• Input records:
────────────────────

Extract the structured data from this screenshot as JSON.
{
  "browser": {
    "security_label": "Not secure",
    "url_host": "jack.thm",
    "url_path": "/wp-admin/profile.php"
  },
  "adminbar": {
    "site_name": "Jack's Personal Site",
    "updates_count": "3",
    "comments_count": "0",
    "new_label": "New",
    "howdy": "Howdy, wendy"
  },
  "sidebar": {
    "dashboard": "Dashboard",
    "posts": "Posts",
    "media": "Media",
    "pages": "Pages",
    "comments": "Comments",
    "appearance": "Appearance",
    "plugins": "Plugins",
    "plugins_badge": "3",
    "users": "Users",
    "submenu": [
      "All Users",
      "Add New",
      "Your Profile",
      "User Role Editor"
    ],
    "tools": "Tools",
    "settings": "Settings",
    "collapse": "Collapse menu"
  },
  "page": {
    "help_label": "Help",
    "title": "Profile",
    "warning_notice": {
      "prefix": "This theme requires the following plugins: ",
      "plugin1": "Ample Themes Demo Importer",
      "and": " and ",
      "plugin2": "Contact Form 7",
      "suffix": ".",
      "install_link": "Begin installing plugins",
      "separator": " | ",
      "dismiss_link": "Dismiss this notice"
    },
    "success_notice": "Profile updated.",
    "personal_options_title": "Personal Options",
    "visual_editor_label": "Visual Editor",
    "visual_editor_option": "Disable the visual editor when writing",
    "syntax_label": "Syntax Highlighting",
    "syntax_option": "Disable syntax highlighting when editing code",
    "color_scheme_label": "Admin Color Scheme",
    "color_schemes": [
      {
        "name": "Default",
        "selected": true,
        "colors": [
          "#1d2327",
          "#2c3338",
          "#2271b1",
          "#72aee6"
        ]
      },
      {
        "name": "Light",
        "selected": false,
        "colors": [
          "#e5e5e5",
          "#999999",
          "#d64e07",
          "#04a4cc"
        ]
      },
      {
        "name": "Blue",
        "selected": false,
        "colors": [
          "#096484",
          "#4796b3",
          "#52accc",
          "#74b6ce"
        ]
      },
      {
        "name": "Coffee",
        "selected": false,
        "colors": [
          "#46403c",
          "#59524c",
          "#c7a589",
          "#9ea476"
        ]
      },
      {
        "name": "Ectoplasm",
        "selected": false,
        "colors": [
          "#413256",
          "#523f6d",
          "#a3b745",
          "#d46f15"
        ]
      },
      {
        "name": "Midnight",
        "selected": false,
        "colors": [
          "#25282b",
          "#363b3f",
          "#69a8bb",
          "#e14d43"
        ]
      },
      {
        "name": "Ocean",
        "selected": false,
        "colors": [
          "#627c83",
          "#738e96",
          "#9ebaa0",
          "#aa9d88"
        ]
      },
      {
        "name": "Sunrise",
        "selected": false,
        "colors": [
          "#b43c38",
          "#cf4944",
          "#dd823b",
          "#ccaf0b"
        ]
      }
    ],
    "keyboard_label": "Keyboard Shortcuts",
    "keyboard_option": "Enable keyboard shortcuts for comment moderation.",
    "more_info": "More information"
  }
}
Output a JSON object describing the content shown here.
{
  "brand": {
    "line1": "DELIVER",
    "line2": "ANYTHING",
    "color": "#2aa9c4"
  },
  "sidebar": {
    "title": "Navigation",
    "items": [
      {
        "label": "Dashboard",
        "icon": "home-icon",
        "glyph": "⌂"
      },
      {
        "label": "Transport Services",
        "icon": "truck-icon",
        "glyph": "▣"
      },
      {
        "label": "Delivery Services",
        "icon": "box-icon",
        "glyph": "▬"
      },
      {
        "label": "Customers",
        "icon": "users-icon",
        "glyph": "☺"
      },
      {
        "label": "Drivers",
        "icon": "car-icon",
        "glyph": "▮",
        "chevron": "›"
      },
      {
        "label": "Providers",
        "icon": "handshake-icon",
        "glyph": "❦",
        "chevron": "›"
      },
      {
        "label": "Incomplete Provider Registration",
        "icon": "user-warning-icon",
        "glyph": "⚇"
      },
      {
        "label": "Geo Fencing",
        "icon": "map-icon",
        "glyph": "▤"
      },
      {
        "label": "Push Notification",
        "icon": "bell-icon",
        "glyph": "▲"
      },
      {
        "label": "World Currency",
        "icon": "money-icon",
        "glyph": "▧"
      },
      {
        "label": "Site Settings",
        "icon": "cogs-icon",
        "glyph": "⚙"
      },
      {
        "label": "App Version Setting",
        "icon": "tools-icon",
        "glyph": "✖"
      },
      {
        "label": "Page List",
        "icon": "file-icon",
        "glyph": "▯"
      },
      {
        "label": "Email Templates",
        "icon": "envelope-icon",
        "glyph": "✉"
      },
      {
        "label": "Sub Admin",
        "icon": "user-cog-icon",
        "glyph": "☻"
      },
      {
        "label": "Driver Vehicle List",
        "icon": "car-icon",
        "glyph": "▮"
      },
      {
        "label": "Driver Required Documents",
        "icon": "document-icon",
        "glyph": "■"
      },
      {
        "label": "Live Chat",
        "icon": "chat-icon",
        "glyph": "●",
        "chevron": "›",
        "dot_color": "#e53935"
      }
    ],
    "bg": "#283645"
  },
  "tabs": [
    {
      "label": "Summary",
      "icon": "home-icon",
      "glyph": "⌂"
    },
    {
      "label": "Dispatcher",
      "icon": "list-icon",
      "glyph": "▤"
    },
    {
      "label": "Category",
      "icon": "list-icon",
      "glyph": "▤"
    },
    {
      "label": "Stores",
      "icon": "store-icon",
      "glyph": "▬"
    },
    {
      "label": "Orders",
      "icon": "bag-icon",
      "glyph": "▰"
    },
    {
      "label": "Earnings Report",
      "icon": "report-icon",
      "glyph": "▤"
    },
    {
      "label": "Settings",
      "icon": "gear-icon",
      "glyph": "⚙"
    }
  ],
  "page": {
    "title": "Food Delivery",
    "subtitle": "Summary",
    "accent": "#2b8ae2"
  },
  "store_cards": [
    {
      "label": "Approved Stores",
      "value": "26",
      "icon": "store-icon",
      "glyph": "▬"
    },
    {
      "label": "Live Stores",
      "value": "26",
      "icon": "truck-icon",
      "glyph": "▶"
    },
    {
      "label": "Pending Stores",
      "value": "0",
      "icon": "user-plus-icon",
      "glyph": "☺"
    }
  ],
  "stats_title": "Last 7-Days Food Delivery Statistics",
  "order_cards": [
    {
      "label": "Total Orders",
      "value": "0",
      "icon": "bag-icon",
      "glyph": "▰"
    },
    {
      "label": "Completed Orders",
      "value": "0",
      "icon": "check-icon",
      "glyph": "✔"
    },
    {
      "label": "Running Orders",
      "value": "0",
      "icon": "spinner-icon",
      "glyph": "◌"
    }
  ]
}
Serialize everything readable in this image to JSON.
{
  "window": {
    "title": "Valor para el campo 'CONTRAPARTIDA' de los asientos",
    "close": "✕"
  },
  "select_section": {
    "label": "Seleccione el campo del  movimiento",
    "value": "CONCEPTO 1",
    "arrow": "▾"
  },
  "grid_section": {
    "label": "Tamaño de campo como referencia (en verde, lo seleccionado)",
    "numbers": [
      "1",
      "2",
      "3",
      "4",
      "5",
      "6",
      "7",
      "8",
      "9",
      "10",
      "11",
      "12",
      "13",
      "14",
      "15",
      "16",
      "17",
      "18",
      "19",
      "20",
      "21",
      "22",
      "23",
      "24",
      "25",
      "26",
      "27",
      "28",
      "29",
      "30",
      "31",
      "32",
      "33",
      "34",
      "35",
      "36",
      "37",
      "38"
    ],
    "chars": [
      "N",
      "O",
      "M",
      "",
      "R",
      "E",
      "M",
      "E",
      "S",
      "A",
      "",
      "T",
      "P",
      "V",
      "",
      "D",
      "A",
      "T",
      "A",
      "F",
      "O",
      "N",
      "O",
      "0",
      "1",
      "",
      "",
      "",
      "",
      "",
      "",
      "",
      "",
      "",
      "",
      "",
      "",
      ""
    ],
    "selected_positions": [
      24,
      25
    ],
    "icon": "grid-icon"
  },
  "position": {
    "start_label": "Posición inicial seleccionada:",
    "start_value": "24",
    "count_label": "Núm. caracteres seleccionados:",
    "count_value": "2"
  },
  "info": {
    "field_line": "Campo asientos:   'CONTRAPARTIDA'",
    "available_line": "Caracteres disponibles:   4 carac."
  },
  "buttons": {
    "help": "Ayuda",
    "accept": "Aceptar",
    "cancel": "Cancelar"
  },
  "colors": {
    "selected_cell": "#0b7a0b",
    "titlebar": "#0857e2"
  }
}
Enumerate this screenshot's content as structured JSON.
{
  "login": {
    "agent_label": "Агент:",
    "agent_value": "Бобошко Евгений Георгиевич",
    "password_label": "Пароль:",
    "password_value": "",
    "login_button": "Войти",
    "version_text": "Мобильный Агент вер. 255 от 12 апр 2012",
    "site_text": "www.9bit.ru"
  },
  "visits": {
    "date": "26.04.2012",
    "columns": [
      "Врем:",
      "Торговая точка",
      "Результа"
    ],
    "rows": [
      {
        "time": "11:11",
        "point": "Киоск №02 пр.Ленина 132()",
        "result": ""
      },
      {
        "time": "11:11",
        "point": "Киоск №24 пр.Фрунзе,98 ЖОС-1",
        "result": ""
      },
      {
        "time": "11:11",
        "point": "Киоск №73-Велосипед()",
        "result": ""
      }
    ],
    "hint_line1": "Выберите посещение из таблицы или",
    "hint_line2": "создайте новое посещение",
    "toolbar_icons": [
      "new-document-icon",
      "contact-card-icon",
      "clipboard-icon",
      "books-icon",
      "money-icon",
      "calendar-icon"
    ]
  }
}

────────────────────

• Exercise objective:
Each line containing the word "посещение" counts once; report the total alone.

• Finished task:
2